Supplied passage
---------------

Finally, this motion may be focused on large labs or people with a large number of followers, but it will penalize small labs the most – the same as with a possible arXiv ban. We believe that science and the community would not benefit from a restriction on paper discussion in any form and ask PAMI TC members to vote against this motion.
Appendix.
What do we mean that “the motion is not well defined”?
Questions that arise from reading the motion that are not answered in the FAQ:
- What constitutes social media? Are YouTube and Twitch social media, given that many people live-stream coding sessions there now? WeChat? Clubhouse?
- If another person mentions your paper on social media, and you re-share / re-tweet their mention, is this promotion of the paper and a violation of the proposed policy?
- An author provides a link to their paper as a resource to a talk, is this considered a violation of the proposed policy?
- An account with a large number of followers profiles your paper. Is this a violation?
- A scientist in medicine asks an author a question about their paper on social media, that has implications in medicine. The author answers on social media. Is this a violation?

---------------

(Dataset entries)
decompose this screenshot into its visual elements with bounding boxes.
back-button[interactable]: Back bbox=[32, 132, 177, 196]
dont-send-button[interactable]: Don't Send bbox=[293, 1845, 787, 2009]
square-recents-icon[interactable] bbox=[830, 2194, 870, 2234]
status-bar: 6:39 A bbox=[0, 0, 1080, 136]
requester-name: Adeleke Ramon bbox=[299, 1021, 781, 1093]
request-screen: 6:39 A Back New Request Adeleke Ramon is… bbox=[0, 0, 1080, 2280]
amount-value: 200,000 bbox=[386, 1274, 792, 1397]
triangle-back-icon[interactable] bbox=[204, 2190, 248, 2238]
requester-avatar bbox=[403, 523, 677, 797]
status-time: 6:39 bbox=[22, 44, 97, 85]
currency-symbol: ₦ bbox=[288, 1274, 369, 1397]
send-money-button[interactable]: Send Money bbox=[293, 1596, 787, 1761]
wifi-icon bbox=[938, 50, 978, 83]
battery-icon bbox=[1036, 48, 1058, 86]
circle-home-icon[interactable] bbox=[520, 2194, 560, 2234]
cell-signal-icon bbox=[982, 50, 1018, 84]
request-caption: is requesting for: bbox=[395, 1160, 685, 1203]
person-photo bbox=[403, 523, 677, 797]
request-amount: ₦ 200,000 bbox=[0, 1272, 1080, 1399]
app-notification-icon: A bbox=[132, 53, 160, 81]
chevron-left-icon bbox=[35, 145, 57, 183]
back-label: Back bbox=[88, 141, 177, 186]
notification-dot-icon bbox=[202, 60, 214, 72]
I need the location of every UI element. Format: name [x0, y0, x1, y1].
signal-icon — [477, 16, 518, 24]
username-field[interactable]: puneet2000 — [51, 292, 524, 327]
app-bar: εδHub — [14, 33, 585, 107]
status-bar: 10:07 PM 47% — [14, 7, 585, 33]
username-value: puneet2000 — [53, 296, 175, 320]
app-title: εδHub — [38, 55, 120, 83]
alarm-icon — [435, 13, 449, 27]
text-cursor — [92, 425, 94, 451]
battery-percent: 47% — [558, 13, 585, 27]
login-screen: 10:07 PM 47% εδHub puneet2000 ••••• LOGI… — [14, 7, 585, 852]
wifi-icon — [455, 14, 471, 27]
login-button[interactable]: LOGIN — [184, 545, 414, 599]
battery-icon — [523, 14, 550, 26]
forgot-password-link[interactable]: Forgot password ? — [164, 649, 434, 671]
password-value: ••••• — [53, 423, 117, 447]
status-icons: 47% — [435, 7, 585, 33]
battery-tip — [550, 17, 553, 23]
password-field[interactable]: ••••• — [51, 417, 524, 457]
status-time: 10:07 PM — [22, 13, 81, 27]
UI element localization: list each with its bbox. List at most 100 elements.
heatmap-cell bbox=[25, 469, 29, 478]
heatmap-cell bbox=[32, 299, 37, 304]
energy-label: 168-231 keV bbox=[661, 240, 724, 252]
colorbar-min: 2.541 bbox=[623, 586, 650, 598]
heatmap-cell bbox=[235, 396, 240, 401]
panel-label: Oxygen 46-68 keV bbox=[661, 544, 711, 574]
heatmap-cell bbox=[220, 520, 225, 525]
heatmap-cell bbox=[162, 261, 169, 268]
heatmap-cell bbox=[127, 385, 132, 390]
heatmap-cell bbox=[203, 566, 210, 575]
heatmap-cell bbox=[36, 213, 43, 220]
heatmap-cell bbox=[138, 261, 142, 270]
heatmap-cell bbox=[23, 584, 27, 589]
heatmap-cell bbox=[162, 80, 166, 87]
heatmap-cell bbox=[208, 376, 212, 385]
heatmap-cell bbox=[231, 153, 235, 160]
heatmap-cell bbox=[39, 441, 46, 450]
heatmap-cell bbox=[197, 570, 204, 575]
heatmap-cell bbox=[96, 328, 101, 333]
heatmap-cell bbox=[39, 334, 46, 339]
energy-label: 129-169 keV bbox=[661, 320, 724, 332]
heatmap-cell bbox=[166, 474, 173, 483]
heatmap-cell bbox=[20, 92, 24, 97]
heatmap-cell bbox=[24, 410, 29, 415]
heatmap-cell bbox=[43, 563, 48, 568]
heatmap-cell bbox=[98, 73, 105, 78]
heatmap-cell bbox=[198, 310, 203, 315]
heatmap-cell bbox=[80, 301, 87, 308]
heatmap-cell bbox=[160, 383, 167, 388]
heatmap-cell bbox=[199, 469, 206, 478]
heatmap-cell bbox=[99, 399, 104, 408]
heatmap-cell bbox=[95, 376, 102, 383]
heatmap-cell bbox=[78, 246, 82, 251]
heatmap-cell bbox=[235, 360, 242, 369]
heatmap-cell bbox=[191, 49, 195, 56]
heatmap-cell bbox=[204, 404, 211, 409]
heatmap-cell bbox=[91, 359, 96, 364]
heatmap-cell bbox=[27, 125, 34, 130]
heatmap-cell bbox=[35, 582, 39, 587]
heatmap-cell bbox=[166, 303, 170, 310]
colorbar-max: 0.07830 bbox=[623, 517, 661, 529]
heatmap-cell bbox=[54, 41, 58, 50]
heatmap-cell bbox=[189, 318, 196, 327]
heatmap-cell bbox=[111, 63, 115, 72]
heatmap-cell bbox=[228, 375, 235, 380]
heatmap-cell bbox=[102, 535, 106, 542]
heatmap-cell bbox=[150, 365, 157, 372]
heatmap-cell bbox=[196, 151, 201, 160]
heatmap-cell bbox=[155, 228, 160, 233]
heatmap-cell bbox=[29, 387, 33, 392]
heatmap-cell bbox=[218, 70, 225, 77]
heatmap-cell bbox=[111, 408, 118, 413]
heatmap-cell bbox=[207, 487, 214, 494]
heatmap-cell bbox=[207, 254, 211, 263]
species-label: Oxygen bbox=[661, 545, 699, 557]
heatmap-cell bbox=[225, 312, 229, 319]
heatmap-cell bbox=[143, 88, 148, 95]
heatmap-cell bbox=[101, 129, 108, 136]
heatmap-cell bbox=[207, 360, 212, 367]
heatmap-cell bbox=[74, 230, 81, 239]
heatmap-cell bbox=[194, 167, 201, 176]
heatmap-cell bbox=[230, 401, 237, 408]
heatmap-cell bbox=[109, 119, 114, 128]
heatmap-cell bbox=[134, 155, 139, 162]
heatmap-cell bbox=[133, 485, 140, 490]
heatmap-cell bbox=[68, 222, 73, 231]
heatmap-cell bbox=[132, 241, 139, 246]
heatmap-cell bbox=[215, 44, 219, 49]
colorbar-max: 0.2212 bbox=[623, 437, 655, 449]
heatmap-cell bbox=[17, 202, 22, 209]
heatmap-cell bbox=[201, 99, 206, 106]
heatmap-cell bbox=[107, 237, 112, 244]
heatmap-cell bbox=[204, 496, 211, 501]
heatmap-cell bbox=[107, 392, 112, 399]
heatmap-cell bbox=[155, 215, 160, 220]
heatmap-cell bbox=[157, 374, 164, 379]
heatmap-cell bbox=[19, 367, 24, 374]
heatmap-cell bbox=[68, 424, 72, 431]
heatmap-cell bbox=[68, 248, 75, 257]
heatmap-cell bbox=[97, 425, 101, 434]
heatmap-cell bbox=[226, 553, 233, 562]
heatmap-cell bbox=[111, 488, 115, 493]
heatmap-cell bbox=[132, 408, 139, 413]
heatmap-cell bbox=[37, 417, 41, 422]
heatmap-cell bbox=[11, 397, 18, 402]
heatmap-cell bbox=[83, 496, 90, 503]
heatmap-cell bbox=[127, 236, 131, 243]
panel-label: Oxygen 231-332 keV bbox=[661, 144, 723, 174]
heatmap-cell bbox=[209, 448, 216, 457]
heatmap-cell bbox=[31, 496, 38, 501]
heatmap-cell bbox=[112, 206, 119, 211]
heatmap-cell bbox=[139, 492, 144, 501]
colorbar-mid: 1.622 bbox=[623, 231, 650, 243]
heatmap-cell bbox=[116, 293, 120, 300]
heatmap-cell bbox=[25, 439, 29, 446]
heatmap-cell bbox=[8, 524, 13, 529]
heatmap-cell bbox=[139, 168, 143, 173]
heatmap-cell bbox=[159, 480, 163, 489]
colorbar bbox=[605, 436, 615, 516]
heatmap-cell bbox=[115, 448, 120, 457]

---------------

Exercise tasks
• A. According to the passage about the PAMI TC motion, who will the motion penalize the most?
• B. Quote the passage about the PAMI TC motion between "Questions that arise" and "media. Is this a violation?", inclusive.
These dataset entries are separate material, unrelated to the passage about the PAMI TC motion.

Response list
• A. Small labs.

• B.
Questions that arise from reading the motion that are not answered in the FAQ:
- What constitutes social media? Are YouTube and Twitch social media, given that many people live-stream coding sessions there now? WeChat? Clubhouse?
- If another person mentions your paper on social media, and you re-share / re-tweet their mention, is this promotion of the paper and a violation of the proposed policy?
- An author provides a link to their paper as a resource to a talk, is this considered a violation of the proposed policy?
- An account with a large number of followers profiles your paper. Is this a violation?
- A scientist in medicine asks an author a question about their paper on social media, that has implications in medicine. The author answers on social media. Is this a violation?